#### GIVEN REQUEST
Work through the records below and tally every line containing "this". Reply with the total alone.

#### MATERIAL PROVIDED
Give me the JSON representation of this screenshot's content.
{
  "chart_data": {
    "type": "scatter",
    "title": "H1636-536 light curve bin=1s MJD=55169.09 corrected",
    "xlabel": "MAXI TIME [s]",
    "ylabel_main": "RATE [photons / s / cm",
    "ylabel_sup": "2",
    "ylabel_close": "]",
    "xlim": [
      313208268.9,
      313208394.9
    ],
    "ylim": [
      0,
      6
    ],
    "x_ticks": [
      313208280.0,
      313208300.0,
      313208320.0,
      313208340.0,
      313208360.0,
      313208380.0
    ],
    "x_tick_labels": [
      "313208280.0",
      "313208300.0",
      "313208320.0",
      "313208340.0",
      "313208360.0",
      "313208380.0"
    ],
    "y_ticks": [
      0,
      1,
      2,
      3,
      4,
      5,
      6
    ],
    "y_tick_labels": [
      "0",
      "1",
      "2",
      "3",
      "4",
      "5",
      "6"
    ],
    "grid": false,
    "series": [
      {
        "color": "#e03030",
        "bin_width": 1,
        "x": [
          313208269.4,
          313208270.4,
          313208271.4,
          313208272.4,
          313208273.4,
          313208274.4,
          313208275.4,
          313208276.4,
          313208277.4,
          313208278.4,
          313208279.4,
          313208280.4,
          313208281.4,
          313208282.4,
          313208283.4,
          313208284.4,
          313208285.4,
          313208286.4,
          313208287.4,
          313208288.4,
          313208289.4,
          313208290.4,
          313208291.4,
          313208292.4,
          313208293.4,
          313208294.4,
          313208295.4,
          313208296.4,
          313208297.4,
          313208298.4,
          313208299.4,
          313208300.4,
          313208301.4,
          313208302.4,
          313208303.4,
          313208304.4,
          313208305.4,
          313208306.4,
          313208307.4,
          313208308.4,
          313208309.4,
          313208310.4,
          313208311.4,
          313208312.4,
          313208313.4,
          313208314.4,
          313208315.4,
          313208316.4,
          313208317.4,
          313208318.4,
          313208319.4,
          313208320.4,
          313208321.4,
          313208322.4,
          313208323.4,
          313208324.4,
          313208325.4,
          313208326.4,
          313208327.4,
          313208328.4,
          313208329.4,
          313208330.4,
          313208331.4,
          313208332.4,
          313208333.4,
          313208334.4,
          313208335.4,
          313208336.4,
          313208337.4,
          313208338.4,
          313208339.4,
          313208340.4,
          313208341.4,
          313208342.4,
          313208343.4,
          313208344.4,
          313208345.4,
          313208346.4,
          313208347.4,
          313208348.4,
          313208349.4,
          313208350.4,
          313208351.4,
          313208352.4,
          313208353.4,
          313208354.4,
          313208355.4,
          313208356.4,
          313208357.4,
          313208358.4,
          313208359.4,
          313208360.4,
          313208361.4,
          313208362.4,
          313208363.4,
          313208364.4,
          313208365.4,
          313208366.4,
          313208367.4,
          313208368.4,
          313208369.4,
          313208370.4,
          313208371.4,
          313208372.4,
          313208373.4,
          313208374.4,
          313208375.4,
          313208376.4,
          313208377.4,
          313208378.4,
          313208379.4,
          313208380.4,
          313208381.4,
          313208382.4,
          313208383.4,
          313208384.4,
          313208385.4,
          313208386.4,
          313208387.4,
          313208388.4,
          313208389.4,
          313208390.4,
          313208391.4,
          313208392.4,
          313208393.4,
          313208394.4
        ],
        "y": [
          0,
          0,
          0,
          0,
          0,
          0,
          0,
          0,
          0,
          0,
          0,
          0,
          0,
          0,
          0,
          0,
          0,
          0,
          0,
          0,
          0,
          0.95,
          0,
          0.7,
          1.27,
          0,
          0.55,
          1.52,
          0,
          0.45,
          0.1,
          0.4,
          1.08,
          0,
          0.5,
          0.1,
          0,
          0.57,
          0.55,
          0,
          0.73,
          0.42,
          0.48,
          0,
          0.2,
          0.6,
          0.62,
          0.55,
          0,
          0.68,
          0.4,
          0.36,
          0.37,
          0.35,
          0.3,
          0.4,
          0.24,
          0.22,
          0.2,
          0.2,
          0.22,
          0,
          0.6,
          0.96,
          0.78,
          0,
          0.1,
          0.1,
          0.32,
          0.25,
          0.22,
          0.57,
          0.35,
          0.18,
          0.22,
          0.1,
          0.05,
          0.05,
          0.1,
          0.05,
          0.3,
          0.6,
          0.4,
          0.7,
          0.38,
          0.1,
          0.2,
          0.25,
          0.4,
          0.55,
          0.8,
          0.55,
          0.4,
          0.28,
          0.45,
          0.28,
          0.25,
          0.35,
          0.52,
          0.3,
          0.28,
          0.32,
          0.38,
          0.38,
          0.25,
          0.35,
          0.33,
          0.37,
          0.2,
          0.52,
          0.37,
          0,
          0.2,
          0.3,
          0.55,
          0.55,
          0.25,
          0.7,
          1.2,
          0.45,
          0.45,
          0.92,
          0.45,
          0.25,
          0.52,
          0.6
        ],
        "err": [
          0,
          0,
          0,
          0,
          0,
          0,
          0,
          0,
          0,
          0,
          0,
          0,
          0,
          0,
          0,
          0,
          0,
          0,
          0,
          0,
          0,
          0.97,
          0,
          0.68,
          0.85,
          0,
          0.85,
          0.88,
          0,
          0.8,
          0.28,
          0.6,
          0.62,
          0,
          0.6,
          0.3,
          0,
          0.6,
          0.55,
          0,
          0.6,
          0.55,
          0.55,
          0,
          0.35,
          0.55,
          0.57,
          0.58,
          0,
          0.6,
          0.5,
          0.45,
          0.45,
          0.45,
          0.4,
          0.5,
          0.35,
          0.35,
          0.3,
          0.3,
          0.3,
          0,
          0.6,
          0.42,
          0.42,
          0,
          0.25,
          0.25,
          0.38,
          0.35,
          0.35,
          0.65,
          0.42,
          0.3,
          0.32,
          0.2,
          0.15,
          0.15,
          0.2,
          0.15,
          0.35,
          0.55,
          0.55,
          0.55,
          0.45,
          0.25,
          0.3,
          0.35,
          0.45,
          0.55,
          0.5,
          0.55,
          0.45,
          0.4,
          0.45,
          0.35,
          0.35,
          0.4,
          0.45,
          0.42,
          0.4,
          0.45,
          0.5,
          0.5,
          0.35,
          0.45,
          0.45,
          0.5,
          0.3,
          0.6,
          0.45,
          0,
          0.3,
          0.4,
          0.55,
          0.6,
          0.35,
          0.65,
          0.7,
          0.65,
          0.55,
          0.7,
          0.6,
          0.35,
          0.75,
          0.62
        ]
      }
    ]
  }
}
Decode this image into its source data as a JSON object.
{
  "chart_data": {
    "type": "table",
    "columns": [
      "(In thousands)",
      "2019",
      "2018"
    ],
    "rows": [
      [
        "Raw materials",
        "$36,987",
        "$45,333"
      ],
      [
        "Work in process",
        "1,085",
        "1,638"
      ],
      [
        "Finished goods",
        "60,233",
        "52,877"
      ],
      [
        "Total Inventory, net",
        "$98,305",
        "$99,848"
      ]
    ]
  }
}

#### WORKED ANSWER
2